RECORDS FOR PROCESSING

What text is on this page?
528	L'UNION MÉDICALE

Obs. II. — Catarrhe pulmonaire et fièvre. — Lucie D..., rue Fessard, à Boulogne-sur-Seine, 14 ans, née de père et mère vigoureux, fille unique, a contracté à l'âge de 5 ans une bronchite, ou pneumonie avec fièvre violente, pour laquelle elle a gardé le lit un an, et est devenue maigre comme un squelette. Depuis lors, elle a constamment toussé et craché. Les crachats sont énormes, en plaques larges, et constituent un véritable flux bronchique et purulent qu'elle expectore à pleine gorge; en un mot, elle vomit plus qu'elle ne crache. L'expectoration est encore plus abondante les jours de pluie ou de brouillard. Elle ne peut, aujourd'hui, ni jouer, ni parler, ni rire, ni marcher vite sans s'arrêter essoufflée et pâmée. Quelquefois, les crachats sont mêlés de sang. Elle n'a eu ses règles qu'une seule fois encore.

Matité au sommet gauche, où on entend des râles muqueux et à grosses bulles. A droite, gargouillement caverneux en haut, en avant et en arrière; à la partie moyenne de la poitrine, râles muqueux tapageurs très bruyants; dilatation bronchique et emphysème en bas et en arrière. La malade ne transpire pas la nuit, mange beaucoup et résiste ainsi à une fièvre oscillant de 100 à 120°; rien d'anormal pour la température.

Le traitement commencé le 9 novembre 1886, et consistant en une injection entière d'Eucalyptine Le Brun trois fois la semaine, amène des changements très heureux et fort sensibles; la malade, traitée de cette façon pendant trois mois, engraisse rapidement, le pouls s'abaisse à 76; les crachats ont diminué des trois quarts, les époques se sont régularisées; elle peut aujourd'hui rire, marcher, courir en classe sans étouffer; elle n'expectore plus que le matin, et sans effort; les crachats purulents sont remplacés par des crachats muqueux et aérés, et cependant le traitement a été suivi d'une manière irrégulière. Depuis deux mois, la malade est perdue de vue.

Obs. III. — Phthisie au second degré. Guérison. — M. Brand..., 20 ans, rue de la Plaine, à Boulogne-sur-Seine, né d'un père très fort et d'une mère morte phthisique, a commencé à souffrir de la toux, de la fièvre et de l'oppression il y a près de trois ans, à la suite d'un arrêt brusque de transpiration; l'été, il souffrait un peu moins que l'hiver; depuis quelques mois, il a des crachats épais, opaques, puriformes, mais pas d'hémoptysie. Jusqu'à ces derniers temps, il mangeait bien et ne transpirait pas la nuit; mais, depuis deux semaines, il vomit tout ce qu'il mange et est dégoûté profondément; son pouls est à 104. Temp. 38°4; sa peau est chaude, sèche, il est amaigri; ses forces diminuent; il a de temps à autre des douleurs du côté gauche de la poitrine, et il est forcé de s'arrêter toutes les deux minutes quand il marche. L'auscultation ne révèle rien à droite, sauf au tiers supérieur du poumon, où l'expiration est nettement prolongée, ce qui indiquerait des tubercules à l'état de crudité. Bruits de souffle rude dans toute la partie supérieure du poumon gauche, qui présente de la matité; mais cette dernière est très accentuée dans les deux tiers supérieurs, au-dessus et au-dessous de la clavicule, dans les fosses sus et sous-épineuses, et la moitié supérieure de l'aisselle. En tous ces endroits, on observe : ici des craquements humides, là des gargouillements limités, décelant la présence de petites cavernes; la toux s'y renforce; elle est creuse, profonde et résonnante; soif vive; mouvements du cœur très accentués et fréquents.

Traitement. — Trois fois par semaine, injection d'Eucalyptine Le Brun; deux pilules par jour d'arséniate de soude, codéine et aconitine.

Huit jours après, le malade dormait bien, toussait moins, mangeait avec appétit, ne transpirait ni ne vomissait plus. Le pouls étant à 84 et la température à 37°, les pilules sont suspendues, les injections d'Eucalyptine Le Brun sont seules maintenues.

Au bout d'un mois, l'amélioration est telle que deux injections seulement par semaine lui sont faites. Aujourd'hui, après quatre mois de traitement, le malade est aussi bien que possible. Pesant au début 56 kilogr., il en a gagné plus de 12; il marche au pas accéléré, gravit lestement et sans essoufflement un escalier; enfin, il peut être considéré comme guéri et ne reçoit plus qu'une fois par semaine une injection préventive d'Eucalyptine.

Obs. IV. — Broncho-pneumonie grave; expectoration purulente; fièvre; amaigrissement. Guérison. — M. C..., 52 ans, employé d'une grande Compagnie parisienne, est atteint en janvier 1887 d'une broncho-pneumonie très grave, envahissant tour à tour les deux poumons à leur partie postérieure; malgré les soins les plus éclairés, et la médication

EXERCISE DESCRIPTION
Give every line of the material again, exactly as it reads.

WORKED ANSWER
What text is on this page?
528	L'UNION MÉDICALE

Obs. II. — Catarrhe pulmonaire et fièvre. — Lucie D..., rue Fessard, à Boulogne-sur-Seine, 14 ans, née de père et mère vigoureux, fille unique, a contracté à l'âge de 5 ans une bronchite, ou pneumonie avec fièvre violente, pour laquelle elle a gardé le lit un an, et est devenue maigre comme un squelette. Depuis lors, elle a constamment toussé et craché. Les crachats sont énormes, en plaques larges, et constituent un véritable flux bronchique et purulent qu'elle expectore à pleine gorge; en un mot, elle vomit plus qu'elle ne crache. L'expectoration est encore plus abondante les jours de pluie ou de brouillard. Elle ne peut, aujourd'hui, ni jouer, ni parler, ni rire, ni marcher vite sans s'arrêter essoufflée et pâmée. Quelquefois, les crachats sont mêlés de sang. Elle n'a eu ses règles qu'une seule fois encore.

Matité au sommet gauche, où on entend des râles muqueux et à grosses bulles. A droite, gargouillement caverneux en haut, en avant et en arrière; à la partie moyenne de la poitrine, râles muqueux tapageurs très bruyants; dilatation bronchique et emphysème en bas et en arrière. La malade ne transpire pas la nuit, mange beaucoup et résiste ainsi à une fièvre oscillant de 100 à 120°; rien d'anormal pour la température.

Le traitement commencé le 9 novembre 1886, et consistant en une injection entière d'Eucalyptine Le Brun trois fois la semaine, amène des changements très heureux et fort sensibles; la malade, traitée de cette façon pendant trois mois, engraisse rapidement, le pouls s'abaisse à 76; les crachats ont diminué des trois quarts, les époques se sont régularisées; elle peut aujourd'hui rire, marcher, courir en classe sans étouffer; elle n'expectore plus que le matin, et sans effort; les crachats purulents sont remplacés par des crachats muqueux et aérés, et cependant le traitement a été suivi d'une manière irrégulière. Depuis deux mois, la malade est perdue de vue.

Obs. III. — Phthisie au second degré. Guérison. — M. Brand..., 20 ans, rue de la Plaine, à Boulogne-sur-Seine, né d'un père très fort et d'une mère morte phthisique, a commencé à souffrir de la toux, de la fièvre et de l'oppression il y a près de trois ans, à la suite d'un arrêt brusque de transpiration; l'été, il souffrait un peu moins que l'hiver; depuis quelques mois, il a des crachats épais, opaques, puriformes, mais pas d'hémoptysie. Jusqu'à ces derniers temps, il mangeait bien et ne transpirait pas la nuit; mais, depuis deux semaines, il vomit tout ce qu'il mange et est dégoûté profondément; son pouls est à 104. Temp. 38°4; sa peau est chaude, sèche, il est amaigri; ses forces diminuent; il a de temps à autre des douleurs du côté gauche de la poitrine, et il est forcé de s'arrêter toutes les deux minutes quand il marche. L'auscultation ne révèle rien à droite, sauf au tiers supérieur du poumon, où l'expiration est nettement prolongée, ce qui indiquerait des tubercules à l'état de crudité. Bruits de souffle rude dans toute la partie supérieure du poumon gauche, qui présente de la matité; mais cette dernière est très accentuée dans les deux tiers supérieurs, au-dessus et au-dessous de la clavicule, dans les fosses sus et sous-épineuses, et la moitié supérieure de l'aisselle. En tous ces endroits, on observe : ici des craquements humides, là des gargouillements limités, décelant la présence de petites cavernes; la toux s'y renforce; elle est creuse, profonde et résonnante; soif vive; mouvements du cœur très accentués et fréquents.

Traitement. — Trois fois par semaine, injection d'Eucalyptine Le Brun; deux pilules par jour d'arséniate de soude, codéine et aconitine.

Huit jours après, le malade dormait bien, toussait moins, mangeait avec appétit, ne transpirait ni ne vomissait plus. Le pouls étant à 84 et la température à 37°, les pilules sont suspendues, les injections d'Eucalyptine Le Brun sont seules maintenues.

Au bout d'un mois, l'amélioration est telle que deux injections seulement par semaine lui sont faites. Aujourd'hui, après quatre mois de traitement, le malade est aussi bien que possible. Pesant au début 56 kilogr., il en a gagné plus de 12; il marche au pas accéléré, gravit lestement et sans essoufflement un escalier; enfin, il peut être considéré comme guéri et ne reçoit plus qu'une fois par semaine une injection préventive d'Eucalyptine.

Obs. IV. — Broncho-pneumonie grave; expectoration purulente; fièvre; amaigrissement. Guérison. — M. C..., 52 ans, employé d'une grande Compagnie parisienne, est atteint en janvier 1887 d'une broncho-pneumonie très grave, envahissant tour à tour les deux poumons à leur partie postérieure; malgré les soins les plus éclairés, et la médication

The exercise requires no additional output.